→ EXERCISE OBJECTIVE
Repeat the data that follows, word for word, without the images.

→ RAW DATA
------------------------------------------------------------

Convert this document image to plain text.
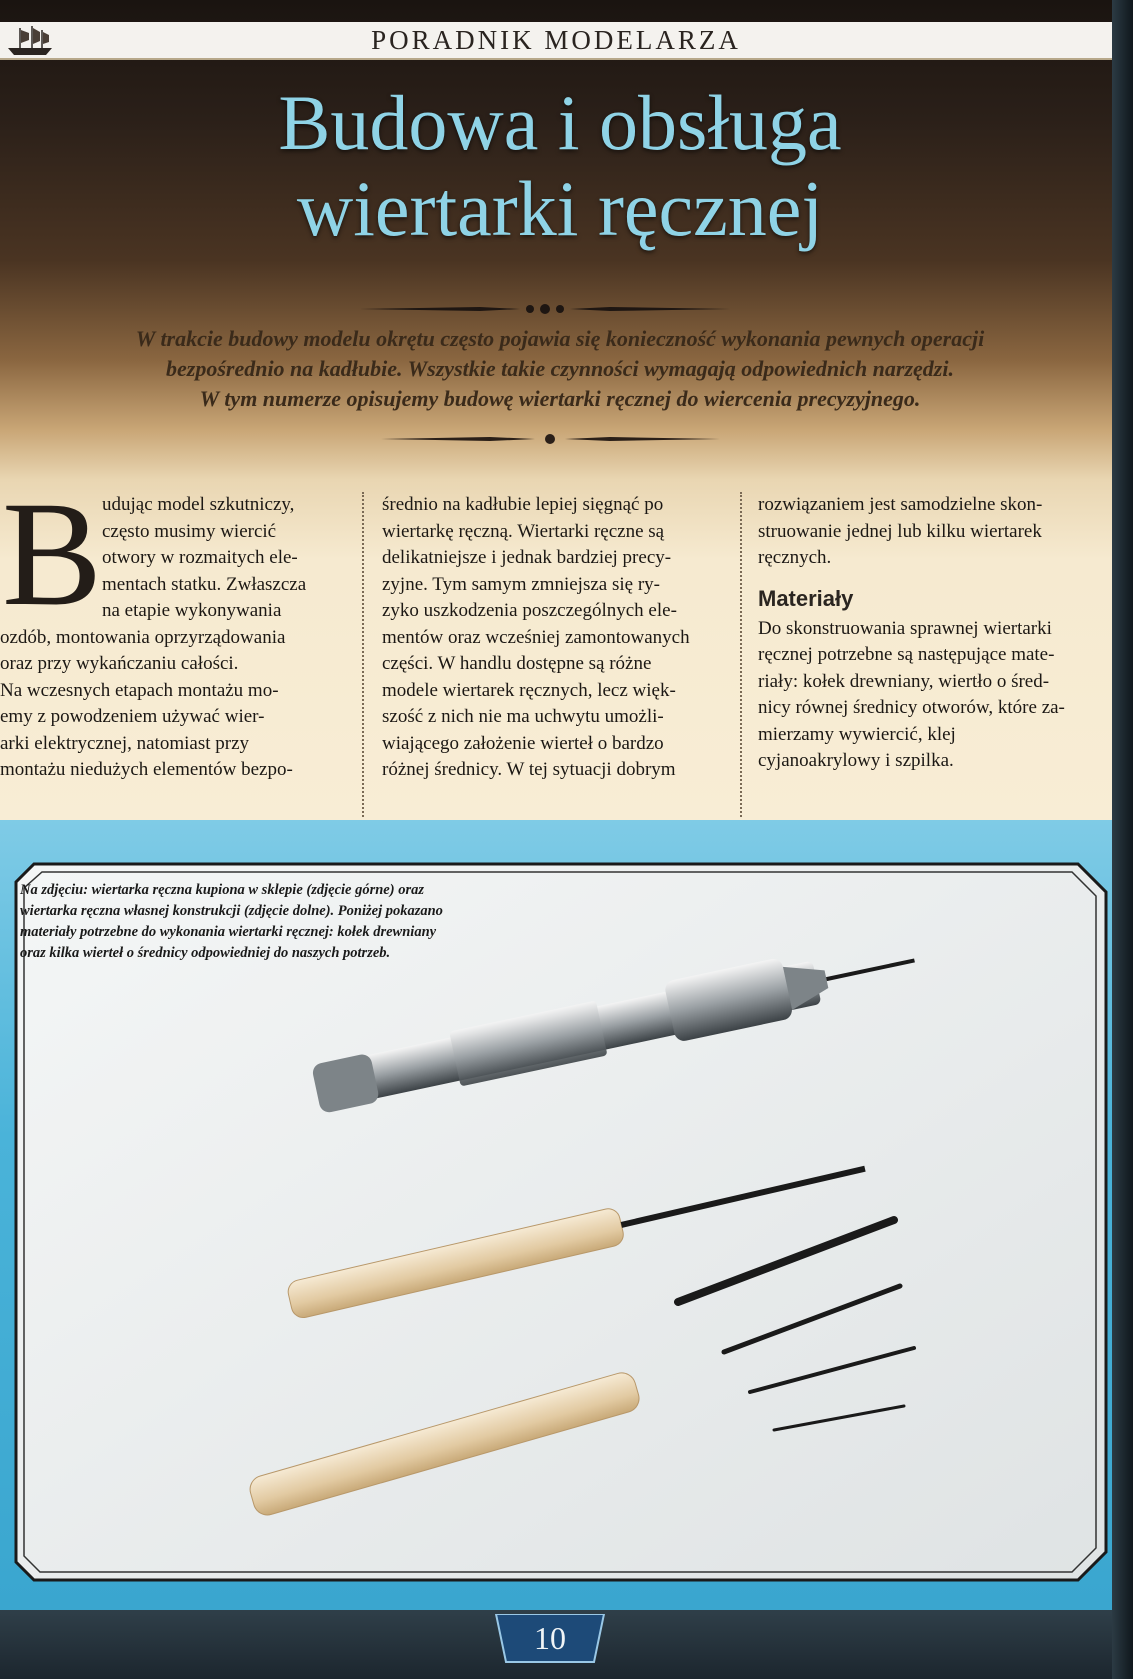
PORADNIK MODELARZA
Budowa i obsługa
wiertarki ręcznej
W trakcie budowy modelu okrętu często pojawia się konieczność wykonania pewnych operacji
bezpośrednio na kadłubie. Wszystkie takie czynności wymagają odpowiednich narzędzi.
W tym numerze opisujemy budowę wiertarki ręcznej do wiercenia precyzyjnego.
B udując model szkutniczy,
często musimy wiercić
otwory w rozmaitych ele-
mentach statku. Zwłaszcza
na etapie wykonywania
ozdób, montowania oprzyrządowania
oraz przy wykańczaniu całości.
Na wczesnych etapach montażu mo-
emy z powodzeniem używać wier-
arki elektrycznej, natomiast przy
montażu niedużych elementów bezpo-
średnio na kadłubie lepiej sięgnąć po
wiertarkę ręczną. Wiertarki ręczne są
delikatniejsze i jednak bardziej precy-
zyjne. Tym samym zmniejsza się ry-
zyko uszkodzenia poszczególnych ele-
mentów oraz wcześniej zamontowanych
części. W handlu dostępne są różne
modele wiertarek ręcznych, lecz więk-
szość z nich nie ma uchwytu umożli-
wiającego założenie wierteł o bardzo
różnej średnicy. W tej sytuacji dobrym
rozwiązaniem jest samodzielne skon-
struowanie jednej lub kilku wiertarek
ręcznych.
Materiały
Do skonstruowania sprawnej wiertarki
ręcznej potrzebne są następujące mate-
riały: kołek drewniany, wiertło o śred-
nicy równej średnicy otworów, które za-
mierzamy wywiercić, klej
cyjanoakrylowy i szpilka.
Na zdjęciu: wiertarka ręczna kupiona w sklepie (zdjęcie górne) oraz
wiertarka ręczna własnej konstrukcji (zdjęcie dolne). Poniżej pokazano
materiały potrzebne do wykonania wiertarki ręcznej: kołek drewniany
oraz kilka wierteł o średnicy odpowiedniej do naszych potrzeb.
10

------------------------------------------------------------

→ RESULT OF THE TASK
Convert this document image to plain text.
PORADNIK MODELARZA
Budowa i obsługa
wiertarki ręcznej
W trakcie budowy modelu okrętu często pojawia się konieczność wykonania pewnych operacji
bezpośrednio na kadłubie. Wszystkie takie czynności wymagają odpowiednich narzędzi.
W tym numerze opisujemy budowę wiertarki ręcznej do wiercenia precyzyjnego.
B udując model szkutniczy,
często musimy wiercić
otwory w rozmaitych ele-
mentach statku. Zwłaszcza
na etapie wykonywania
ozdób, montowania oprzyrządowania
oraz przy wykańczaniu całości.
Na wczesnych etapach montażu mo-
emy z powodzeniem używać wier-
arki elektrycznej, natomiast przy
montażu niedużych elementów bezpo-
średnio na kadłubie lepiej sięgnąć po
wiertarkę ręczną. Wiertarki ręczne są
delikatniejsze i jednak bardziej precy-
zyjne. Tym samym zmniejsza się ry-
zyko uszkodzenia poszczególnych ele-
mentów oraz wcześniej zamontowanych
części. W handlu dostępne są różne
modele wiertarek ręcznych, lecz więk-
szość z nich nie ma uchwytu umożli-
wiającego założenie wierteł o bardzo
różnej średnicy. W tej sytuacji dobrym
rozwiązaniem jest samodzielne skon-
struowanie jednej lub kilku wiertarek
ręcznych.
Materiały
Do skonstruowania sprawnej wiertarki
ręcznej potrzebne są następujące mate-
riały: kołek drewniany, wiertło o śred-
nicy równej średnicy otworów, które za-
mierzamy wywiercić, klej
cyjanoakrylowy i szpilka.
Na zdjęciu: wiertarka ręczna kupiona w sklepie (zdjęcie górne) oraz
wiertarka ręczna własnej konstrukcji (zdjęcie dolne). Poniżej pokazano
materiały potrzebne do wykonania wiertarki ręcznej: kołek drewniany
oraz kilka wierteł o średnicy odpowiedniej do naszych potrzeb.
10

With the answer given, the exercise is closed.